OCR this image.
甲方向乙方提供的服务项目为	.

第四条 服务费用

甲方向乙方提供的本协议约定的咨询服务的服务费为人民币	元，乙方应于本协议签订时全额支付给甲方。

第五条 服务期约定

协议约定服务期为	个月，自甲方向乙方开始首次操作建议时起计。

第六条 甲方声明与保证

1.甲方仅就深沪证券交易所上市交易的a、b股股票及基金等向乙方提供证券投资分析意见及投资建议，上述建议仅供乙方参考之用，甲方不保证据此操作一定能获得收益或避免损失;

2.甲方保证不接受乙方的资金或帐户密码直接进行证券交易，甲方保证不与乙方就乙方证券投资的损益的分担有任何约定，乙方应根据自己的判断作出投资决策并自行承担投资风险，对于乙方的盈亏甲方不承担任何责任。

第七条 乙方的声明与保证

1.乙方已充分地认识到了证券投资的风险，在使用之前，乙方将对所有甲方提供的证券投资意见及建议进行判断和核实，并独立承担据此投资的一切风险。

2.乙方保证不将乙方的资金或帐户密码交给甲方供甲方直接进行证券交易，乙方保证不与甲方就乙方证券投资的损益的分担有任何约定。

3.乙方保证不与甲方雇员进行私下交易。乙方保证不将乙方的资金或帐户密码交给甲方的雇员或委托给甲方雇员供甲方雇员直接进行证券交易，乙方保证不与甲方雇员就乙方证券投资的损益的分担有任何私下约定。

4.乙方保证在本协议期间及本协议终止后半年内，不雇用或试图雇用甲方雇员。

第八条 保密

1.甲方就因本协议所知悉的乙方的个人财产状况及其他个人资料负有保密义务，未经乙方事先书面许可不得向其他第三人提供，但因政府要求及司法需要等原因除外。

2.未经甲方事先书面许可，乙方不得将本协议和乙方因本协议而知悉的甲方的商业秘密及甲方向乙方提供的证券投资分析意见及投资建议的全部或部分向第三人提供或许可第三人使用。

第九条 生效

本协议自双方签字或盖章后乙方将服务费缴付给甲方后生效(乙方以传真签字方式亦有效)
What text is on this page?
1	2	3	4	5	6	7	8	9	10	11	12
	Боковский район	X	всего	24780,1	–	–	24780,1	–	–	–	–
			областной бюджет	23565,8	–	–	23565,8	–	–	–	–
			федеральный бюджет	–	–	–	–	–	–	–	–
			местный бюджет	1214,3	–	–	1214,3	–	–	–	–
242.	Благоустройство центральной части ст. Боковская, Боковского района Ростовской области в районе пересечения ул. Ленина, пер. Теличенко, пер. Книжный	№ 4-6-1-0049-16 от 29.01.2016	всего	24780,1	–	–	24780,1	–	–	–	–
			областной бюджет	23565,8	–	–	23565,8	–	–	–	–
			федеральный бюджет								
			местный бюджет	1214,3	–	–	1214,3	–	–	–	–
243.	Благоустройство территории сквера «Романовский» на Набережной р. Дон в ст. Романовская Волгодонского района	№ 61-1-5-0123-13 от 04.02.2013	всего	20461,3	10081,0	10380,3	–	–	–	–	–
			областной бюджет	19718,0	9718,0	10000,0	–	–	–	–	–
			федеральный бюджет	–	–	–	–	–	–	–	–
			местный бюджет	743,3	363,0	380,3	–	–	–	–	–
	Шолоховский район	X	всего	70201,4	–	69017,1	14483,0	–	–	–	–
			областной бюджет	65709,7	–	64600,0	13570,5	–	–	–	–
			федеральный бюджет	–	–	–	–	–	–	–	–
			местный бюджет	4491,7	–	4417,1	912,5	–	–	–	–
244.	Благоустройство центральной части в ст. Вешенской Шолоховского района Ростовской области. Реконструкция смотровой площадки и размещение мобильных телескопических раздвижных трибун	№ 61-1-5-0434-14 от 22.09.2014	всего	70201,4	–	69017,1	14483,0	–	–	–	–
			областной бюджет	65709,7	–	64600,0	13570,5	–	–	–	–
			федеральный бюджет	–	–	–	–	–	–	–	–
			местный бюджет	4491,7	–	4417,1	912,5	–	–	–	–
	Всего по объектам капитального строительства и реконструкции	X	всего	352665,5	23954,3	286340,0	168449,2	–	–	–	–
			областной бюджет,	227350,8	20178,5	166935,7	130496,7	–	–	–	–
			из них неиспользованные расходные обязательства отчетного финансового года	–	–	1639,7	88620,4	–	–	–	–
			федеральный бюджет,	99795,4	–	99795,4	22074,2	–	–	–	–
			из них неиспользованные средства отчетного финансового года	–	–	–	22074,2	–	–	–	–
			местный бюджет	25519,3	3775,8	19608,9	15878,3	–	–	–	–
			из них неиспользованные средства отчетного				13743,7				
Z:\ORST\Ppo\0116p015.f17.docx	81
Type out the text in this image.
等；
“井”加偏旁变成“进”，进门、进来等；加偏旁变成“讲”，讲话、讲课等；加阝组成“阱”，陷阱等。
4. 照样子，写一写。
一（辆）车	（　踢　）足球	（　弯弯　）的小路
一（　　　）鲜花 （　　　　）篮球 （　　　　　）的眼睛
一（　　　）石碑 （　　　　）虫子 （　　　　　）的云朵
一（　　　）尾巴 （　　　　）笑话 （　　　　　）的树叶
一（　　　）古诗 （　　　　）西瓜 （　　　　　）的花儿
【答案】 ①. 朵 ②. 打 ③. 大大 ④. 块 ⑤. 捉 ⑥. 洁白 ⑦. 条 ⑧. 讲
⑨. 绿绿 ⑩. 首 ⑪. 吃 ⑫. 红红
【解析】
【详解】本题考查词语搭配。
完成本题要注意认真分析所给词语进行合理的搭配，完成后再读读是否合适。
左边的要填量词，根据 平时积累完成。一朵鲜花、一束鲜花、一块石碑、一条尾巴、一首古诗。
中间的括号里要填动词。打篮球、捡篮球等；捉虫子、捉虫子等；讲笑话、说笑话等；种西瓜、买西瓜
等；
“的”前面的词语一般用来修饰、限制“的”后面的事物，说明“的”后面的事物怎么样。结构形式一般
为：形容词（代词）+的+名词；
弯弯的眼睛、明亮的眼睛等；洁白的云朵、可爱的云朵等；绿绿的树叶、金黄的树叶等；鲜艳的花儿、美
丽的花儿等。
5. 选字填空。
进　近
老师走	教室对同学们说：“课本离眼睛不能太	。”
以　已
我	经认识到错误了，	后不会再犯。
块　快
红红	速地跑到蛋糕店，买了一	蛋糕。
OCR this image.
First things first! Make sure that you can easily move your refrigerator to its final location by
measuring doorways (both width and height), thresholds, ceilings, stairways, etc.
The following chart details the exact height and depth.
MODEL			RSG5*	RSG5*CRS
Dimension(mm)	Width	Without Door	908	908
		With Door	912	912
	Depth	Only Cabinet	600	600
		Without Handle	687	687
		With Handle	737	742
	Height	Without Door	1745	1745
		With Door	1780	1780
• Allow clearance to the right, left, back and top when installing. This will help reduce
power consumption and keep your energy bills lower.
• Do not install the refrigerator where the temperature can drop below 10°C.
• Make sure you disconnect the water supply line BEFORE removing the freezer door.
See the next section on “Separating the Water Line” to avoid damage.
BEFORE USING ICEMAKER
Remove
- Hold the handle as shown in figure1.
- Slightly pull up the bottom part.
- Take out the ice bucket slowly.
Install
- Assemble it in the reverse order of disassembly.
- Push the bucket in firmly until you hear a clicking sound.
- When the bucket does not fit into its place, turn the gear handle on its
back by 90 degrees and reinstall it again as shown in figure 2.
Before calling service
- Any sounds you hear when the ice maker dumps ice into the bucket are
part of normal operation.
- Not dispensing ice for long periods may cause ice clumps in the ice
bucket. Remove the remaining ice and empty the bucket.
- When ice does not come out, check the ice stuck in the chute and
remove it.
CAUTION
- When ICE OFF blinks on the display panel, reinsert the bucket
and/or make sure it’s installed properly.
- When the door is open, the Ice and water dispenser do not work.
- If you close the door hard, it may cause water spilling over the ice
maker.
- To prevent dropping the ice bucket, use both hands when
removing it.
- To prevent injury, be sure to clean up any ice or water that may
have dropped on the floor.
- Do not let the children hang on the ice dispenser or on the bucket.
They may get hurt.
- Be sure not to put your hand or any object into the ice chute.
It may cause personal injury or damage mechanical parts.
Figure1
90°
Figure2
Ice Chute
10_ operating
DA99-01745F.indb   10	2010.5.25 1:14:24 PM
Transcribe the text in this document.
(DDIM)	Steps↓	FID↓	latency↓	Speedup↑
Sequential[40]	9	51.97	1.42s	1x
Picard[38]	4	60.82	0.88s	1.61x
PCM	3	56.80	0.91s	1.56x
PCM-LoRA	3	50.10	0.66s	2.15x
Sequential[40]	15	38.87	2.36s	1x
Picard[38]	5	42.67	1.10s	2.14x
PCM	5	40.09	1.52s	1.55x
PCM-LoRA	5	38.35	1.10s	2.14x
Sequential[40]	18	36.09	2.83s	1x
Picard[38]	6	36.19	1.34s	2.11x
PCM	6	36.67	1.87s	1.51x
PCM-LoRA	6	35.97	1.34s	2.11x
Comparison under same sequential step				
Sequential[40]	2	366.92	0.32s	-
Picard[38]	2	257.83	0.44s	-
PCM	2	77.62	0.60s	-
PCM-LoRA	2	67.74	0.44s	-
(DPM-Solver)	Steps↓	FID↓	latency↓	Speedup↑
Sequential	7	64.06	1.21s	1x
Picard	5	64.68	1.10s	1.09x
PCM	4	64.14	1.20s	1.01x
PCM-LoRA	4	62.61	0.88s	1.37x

+--

Short exercise: Pick out every line of the listing containing the word "отчетного", and show those lines.

Output of the exercise:
			из них неиспользованные расходные обязательства отчетного финансового года	–	–	1639,7	88620,4	–	–	–	–
			из них неиспользованные средства отчетного финансового года	–	–	–	22074,2	–	–	–	–
			из них неиспользованные средства отчетного				13743,7				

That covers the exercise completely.